**Work to be completed:** Reproduce every entry below precisely; do not include the pictures.

··········

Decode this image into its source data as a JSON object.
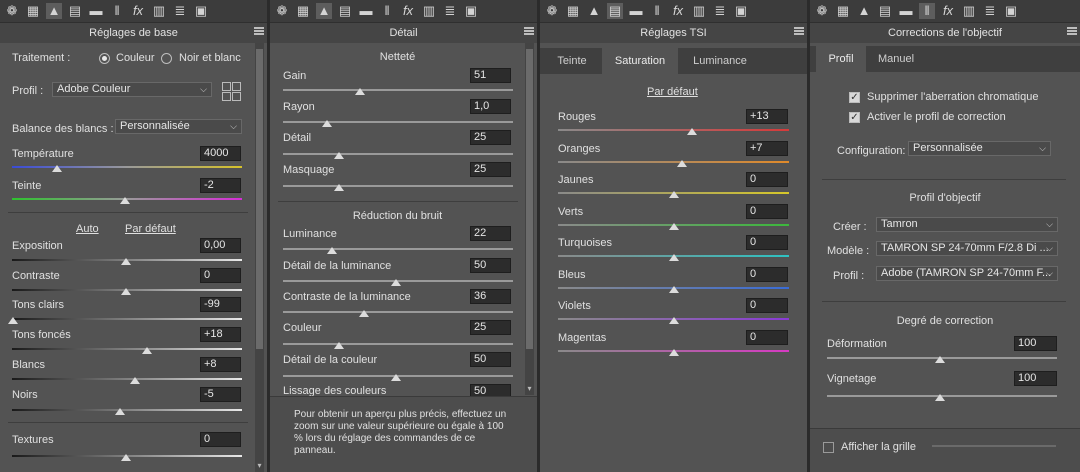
{
  "toolbar_icons": [
    "aperture-icon",
    "grid-icon",
    "triangle-icon",
    "split-icon",
    "split-alt-icon",
    "lens-icon",
    "fx-icon",
    "film-icon",
    "sliders-icon",
    "presets-icon"
  ],
  "basic": {
    "title": "Réglages de base",
    "treatment_label": "Traitement :",
    "color_label": "Couleur",
    "bw_label": "Noir et blanc",
    "profile_label": "Profil :",
    "profile_value": "Adobe Couleur",
    "wb_label": "Balance des blancs :",
    "wb_value": "Personnalisée",
    "temp_label": "Température",
    "temp_value": "4000",
    "tint_label": "Teinte",
    "tint_value": "-2",
    "auto_label": "Auto",
    "default_label": "Par défaut",
    "exposure_label": "Exposition",
    "exposure_value": "0,00",
    "contrast_label": "Contraste",
    "contrast_value": "0",
    "highlights_label": "Tons clairs",
    "highlights_value": "-99",
    "shadows_label": "Tons foncés",
    "shadows_value": "+18",
    "whites_label": "Blancs",
    "whites_value": "+8",
    "blacks_label": "Noirs",
    "blacks_value": "-5",
    "texture_label": "Textures",
    "texture_value": "0"
  },
  "detail": {
    "title": "Détail",
    "sharpen_title": "Netteté",
    "amount_label": "Gain",
    "amount_value": "51",
    "radius_label": "Rayon",
    "radius_value": "1,0",
    "detail_label": "Détail",
    "detail_value": "25",
    "masking_label": "Masquage",
    "masking_value": "25",
    "noise_title": "Réduction du bruit",
    "lum_label": "Luminance",
    "lum_value": "22",
    "lumdetail_label": "Détail de la luminance",
    "lumdetail_value": "50",
    "lumcontrast_label": "Contraste de la luminance",
    "lumcontrast_value": "36",
    "color_label": "Couleur",
    "color_value": "25",
    "colordetail_label": "Détail de la couleur",
    "colordetail_value": "50",
    "smooth_label": "Lissage des couleurs",
    "smooth_value": "50",
    "note": "Pour obtenir un aperçu plus précis, effectuez un zoom sur une valeur supérieure ou égale à 100 % lors du réglage des commandes de ce panneau."
  },
  "hsl": {
    "title": "Réglages TSI",
    "tabs": [
      "Teinte",
      "Saturation",
      "Luminance"
    ],
    "default_label": "Par défaut",
    "rows": [
      {
        "label": "Rouges",
        "value": "+13",
        "color": "#d63a3a",
        "fraction": 0.578
      },
      {
        "label": "Oranges",
        "value": "+7",
        "color": "#e08a2a",
        "fraction": 0.538
      },
      {
        "label": "Jaunes",
        "value": "0",
        "color": "#d6c72a",
        "fraction": 0.5
      },
      {
        "label": "Verts",
        "value": "0",
        "color": "#3cb83c",
        "fraction": 0.5
      },
      {
        "label": "Turquoises",
        "value": "0",
        "color": "#2ec2c2",
        "fraction": 0.5
      },
      {
        "label": "Bleus",
        "value": "0",
        "color": "#3a6cd6",
        "fraction": 0.5
      },
      {
        "label": "Violets",
        "value": "0",
        "color": "#8a3ad6",
        "fraction": 0.5
      },
      {
        "label": "Magentas",
        "value": "0",
        "color": "#d63ac2",
        "fraction": 0.5
      }
    ]
  },
  "lens": {
    "title": "Corrections de l'objectif",
    "tab_profile": "Profil",
    "tab_manual": "Manuel",
    "ca_label": "Supprimer l'aberration chromatique",
    "profile_enable_label": "Activer le profil de correction",
    "config_label": "Configuration:",
    "config_value": "Personnalisée",
    "lens_profile_title": "Profil d'objectif",
    "make_label": "Créer :",
    "make_value": "Tamron",
    "model_label": "Modèle :",
    "model_value": "TAMRON SP 24-70mm F/2.8 Di ...",
    "profile_label": "Profil :",
    "profile_value": "Adobe (TAMRON SP 24-70mm F...",
    "amount_title": "Degré de correction",
    "distortion_label": "Déformation",
    "distortion_value": "100",
    "vignetting_label": "Vignetage",
    "vignetting_value": "100",
    "grid_label": "Afficher la grille"
  }
}
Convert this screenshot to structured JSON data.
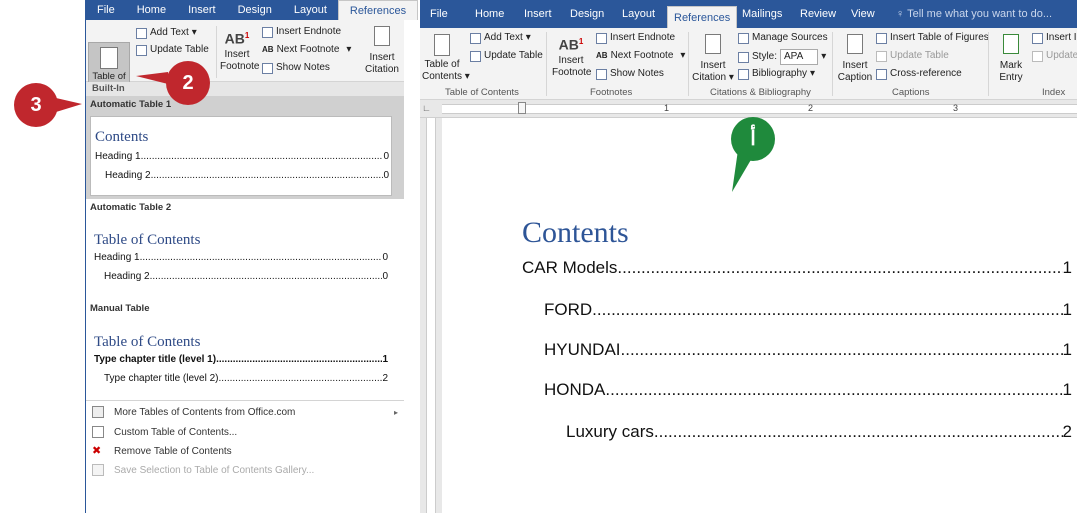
{
  "left": {
    "tabs": [
      "File",
      "Home",
      "Insert",
      "Design",
      "Layout",
      "References"
    ],
    "ribbon": {
      "toc_button": "Table of\nContents",
      "add_text": "Add Text",
      "update_table": "Update Table",
      "insert_footnote": "Insert\nFootnote",
      "insert_endnote": "Insert Endnote",
      "next_footnote": "Next Footnote",
      "show_notes": "Show Notes",
      "insert_citation": "Insert\nCitation",
      "ab_label": "AB"
    },
    "builtin_label": "Built-In",
    "galleries": [
      {
        "label": "Automatic Table 1",
        "heading": "Contents",
        "lines": [
          {
            "text": "Heading 1",
            "page": "0"
          },
          {
            "text": "Heading 2",
            "page": "0"
          }
        ]
      },
      {
        "label": "Automatic Table 2",
        "heading": "Table of Contents",
        "lines": [
          {
            "text": "Heading 1",
            "page": "0"
          },
          {
            "text": "Heading 2",
            "page": "0"
          }
        ]
      },
      {
        "label": "Manual Table",
        "heading": "Table of Contents",
        "lines": [
          {
            "text": "Type chapter title (level 1)",
            "page": "1"
          },
          {
            "text": "Type chapter title (level 2)",
            "page": "2"
          }
        ]
      }
    ],
    "menu": [
      {
        "label": "More Tables of Contents from Office.com",
        "underline": "M",
        "disabled": false
      },
      {
        "label": "Custom Table of Contents...",
        "underline": "C",
        "disabled": false
      },
      {
        "label": "Remove Table of Contents",
        "underline": "R",
        "disabled": false
      },
      {
        "label": "Save Selection to Table of Contents Gallery...",
        "underline": "S",
        "disabled": true
      }
    ]
  },
  "right": {
    "tabs": [
      "File",
      "Home",
      "Insert",
      "Design",
      "Layout",
      "References",
      "Mailings",
      "Review",
      "View"
    ],
    "tell_me": "Tell me what you want to do...",
    "ribbon": {
      "toc_button": "Table of\nContents",
      "add_text": "Add Text",
      "update_table": "Update Table",
      "insert_footnote": "Insert\nFootnote",
      "insert_endnote": "Insert Endnote",
      "next_footnote": "Next Footnote",
      "show_notes": "Show Notes",
      "insert_citation": "Insert\nCitation",
      "manage_sources": "Manage Sources",
      "style_label": "Style:",
      "style_value": "APA",
      "bibliography": "Bibliography",
      "insert_caption": "Insert\nCaption",
      "insert_table_of_figures": "Insert Table of Figures",
      "update_table_fig": "Update Table",
      "cross_reference": "Cross-reference",
      "mark_entry": "Mark\nEntry",
      "insert_index": "Insert In",
      "update_index": "Update",
      "ab_label": "AB"
    },
    "groups": [
      "Table of Contents",
      "Footnotes",
      "Citations & Bibliography",
      "Captions",
      "Index"
    ],
    "ruler_numbers": [
      "1",
      "2",
      "3"
    ],
    "document": {
      "title": "Contents",
      "entries": [
        {
          "text": "CAR Models",
          "page": "1",
          "level": 1
        },
        {
          "text": "FORD",
          "page": "1",
          "level": 2
        },
        {
          "text": "HYUNDAI",
          "page": "1",
          "level": 2
        },
        {
          "text": "HONDA",
          "page": "1",
          "level": 2
        },
        {
          "text": "Luxury cars",
          "page": "2",
          "level": 3
        }
      ]
    }
  },
  "callouts": {
    "c1": "3",
    "c2": "2",
    "c3": "أ"
  },
  "colors": {
    "word_blue": "#2b579a",
    "callout_red": "#c0272d",
    "callout_green": "#1f8a3c",
    "heading_blue": "#2e5597"
  }
}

··········

**In response:**
Decode this image into its source data as a JSON object.
{
  "toolbar_icons": [
    "aperture-icon",
    "grid-icon",
    "triangle-icon",
    "split-icon",
    "split-alt-icon",
    "lens-icon",
    "fx-icon",
    "film-icon",
    "sliders-icon",
    "presets-icon"
  ],
  "basic": {
    "title": "Réglages de base",
    "treatment_label": "Traitement :",
    "color_label": "Couleur",
    "bw_label": "Noir et blanc",
    "profile_label": "Profil :",
    "profile_value": "Adobe Couleur",
    "wb_label": "Balance des blancs :",
    "wb_value": "Personnalisée",
    "temp_label": "Température",
    "temp_value": "4000",
    "tint_label": "Teinte",
    "tint_value": "-2",
    "auto_label": "Auto",
    "default_label": "Par défaut",
    "exposure_label": "Exposition",
    "exposure_value": "0,00",
    "contrast_label": "Contraste",
    "contrast_value": "0",
    "highlights_label": "Tons clairs",
    "highlights_value": "-99",
    "shadows_label": "Tons foncés",
    "shadows_value": "+18",
    "whites_label": "Blancs",
    "whites_value": "+8",
    "blacks_label": "Noirs",
    "blacks_value": "-5",
    "texture_label": "Textures",
    "texture_value": "0"
  },
  "detail": {
    "title": "Détail",
    "sharpen_title": "Netteté",
    "amount_label": "Gain",
    "amount_value": "51",
    "radius_label": "Rayon",
    "radius_value": "1,0",
    "detail_label": "Détail",
    "detail_value": "25",
    "masking_label": "Masquage",
    "masking_value": "25",
    "noise_title": "Réduction du bruit",
    "lum_label": "Luminance",
    "lum_value": "22",
    "lumdetail_label": "Détail de la luminance",
    "lumdetail_value": "50",
    "lumcontrast_label": "Contraste de la luminance",
    "lumcontrast_value": "36",
    "color_label": "Couleur",
    "color_value": "25",
    "colordetail_label": "Détail de la couleur",
    "colordetail_value": "50",
    "smooth_label": "Lissage des couleurs",
    "smooth_value": "50",
    "note": "Pour obtenir un aperçu plus précis, effectuez un zoom sur une valeur supérieure ou égale à 100 % lors du réglage des commandes de ce panneau."
  },
  "hsl": {
    "title": "Réglages TSI",
    "tabs": [
      "Teinte",
      "Saturation",
      "Luminance"
    ],
    "default_label": "Par défaut",
    "rows": [
      {
        "label": "Rouges",
        "value": "+13",
        "color": "#d63a3a",
        "fraction": 0.578
      },
      {
        "label": "Oranges",
        "value": "+7",
        "color": "#e08a2a",
        "fraction": 0.538
      },
      {
        "label": "Jaunes",
        "value": "0",
        "color": "#d6c72a",
        "fraction": 0.5
      },
      {
        "label": "Verts",
        "value": "0",
        "color": "#3cb83c",
        "fraction": 0.5
      },
      {
        "label": "Turquoises",
        "value": "0",
        "color": "#2ec2c2",
        "fraction": 0.5
      },
      {
        "label": "Bleus",
        "value": "0",
        "color": "#3a6cd6",
        "fraction": 0.5
      },
      {
        "label": "Violets",
        "value": "0",
        "color": "#8a3ad6",
        "fraction": 0.5
      },
      {
        "label": "Magentas",
        "value": "0",
        "color": "#d63ac2",
        "fraction": 0.5
      }
    ]
  },
  "lens": {
    "title": "Corrections de l'objectif",
    "tab_profile": "Profil",
    "tab_manual": "Manuel",
    "ca_label": "Supprimer l'aberration chromatique",
    "profile_enable_label": "Activer le profil de correction",
    "config_label": "Configuration:",
    "config_value": "Personnalisée",
    "lens_profile_title": "Profil d'objectif",
    "make_label": "Créer :",
    "make_value": "Tamron",
    "model_label": "Modèle :",
    "model_value": "TAMRON SP 24-70mm F/2.8 Di ...",
    "profile_label": "Profil :",
    "profile_value": "Adobe (TAMRON SP 24-70mm F...",
    "amount_title": "Degré de correction",
    "distortion_label": "Déformation",
    "distortion_value": "100",
    "vignetting_label": "Vignetage",
    "vignetting_value": "100",
    "grid_label": "Afficher la grille"
  }
}
Convert this screenshot to structured JSON data.
{
  "left": {
    "tabs": [
      "File",
      "Home",
      "Insert",
      "Design",
      "Layout",
      "References"
    ],
    "ribbon": {
      "toc_button": "Table of\nContents",
      "add_text": "Add Text",
      "update_table": "Update Table",
      "insert_footnote": "Insert\nFootnote",
      "insert_endnote": "Insert Endnote",
      "next_footnote": "Next Footnote",
      "show_notes": "Show Notes",
      "insert_citation": "Insert\nCitation",
      "ab_label": "AB"
    },
    "builtin_label": "Built-In",
    "galleries": [
      {
        "label": "Automatic Table 1",
        "heading": "Contents",
        "lines": [
          {
            "text": "Heading 1",
            "page": "0"
          },
          {
            "text": "Heading 2",
            "page": "0"
          }
        ]
      },
      {
        "label": "Automatic Table 2",
        "heading": "Table of Contents",
        "lines": [
          {
            "text": "Heading 1",
            "page": "0"
          },
          {
            "text": "Heading 2",
            "page": "0"
          }
        ]
      },
      {
        "label": "Manual Table",
        "heading": "Table of Contents",
        "lines": [
          {
            "text": "Type chapter title (level 1)",
            "page": "1"
          },
          {
            "text": "Type chapter title (level 2)",
            "page": "2"
          }
        ]
      }
    ],
    "menu": [
      {
        "label": "More Tables of Contents from Office.com",
        "underline": "M",
        "disabled": false
      },
      {
        "label": "Custom Table of Contents...",
        "underline": "C",
        "disabled": false
      },
      {
        "label": "Remove Table of Contents",
        "underline": "R",
        "disabled": false
      },
      {
        "label": "Save Selection to Table of Contents Gallery...",
        "underline": "S",
        "disabled": true
      }
    ]
  },
  "right": {
    "tabs": [
      "File",
      "Home",
      "Insert",
      "Design",
      "Layout",
      "References",
      "Mailings",
      "Review",
      "View"
    ],
    "tell_me": "Tell me what you want to do...",
    "ribbon": {
      "toc_button": "Table of\nContents",
      "add_text": "Add Text",
      "update_table": "Update Table",
      "insert_footnote": "Insert\nFootnote",
      "insert_endnote": "Insert Endnote",
      "next_footnote": "Next Footnote",
      "show_notes": "Show Notes",
      "insert_citation": "Insert\nCitation",
      "manage_sources": "Manage Sources",
      "style_label": "Style:",
      "style_value": "APA",
      "bibliography": "Bibliography",
      "insert_caption": "Insert\nCaption",
      "insert_table_of_figures": "Insert Table of Figures",
      "update_table_fig": "Update Table",
      "cross_reference": "Cross-reference",
      "mark_entry": "Mark\nEntry",
      "insert_index": "Insert In",
      "update_index": "Update",
      "ab_label": "AB"
    },
    "groups": [
      "Table of Contents",
      "Footnotes",
      "Citations & Bibliography",
      "Captions",
      "Index"
    ],
    "ruler_numbers": [
      "1",
      "2",
      "3"
    ],
    "document": {
      "title": "Contents",
      "entries": [
        {
          "text": "CAR Models",
          "page": "1",
          "level": 1
        },
        {
          "text": "FORD",
          "page": "1",
          "level": 2
        },
        {
          "text": "HYUNDAI",
          "page": "1",
          "level": 2
        },
        {
          "text": "HONDA",
          "page": "1",
          "level": 2
        },
        {
          "text": "Luxury cars",
          "page": "2",
          "level": 3
        }
      ]
    }
  },
  "callouts": {
    "c1": "3",
    "c2": "2",
    "c3": "أ"
  },
  "colors": {
    "word_blue": "#2b579a",
    "callout_red": "#c0272d",
    "callout_green": "#1f8a3c",
    "heading_blue": "#2e5597"
  }
}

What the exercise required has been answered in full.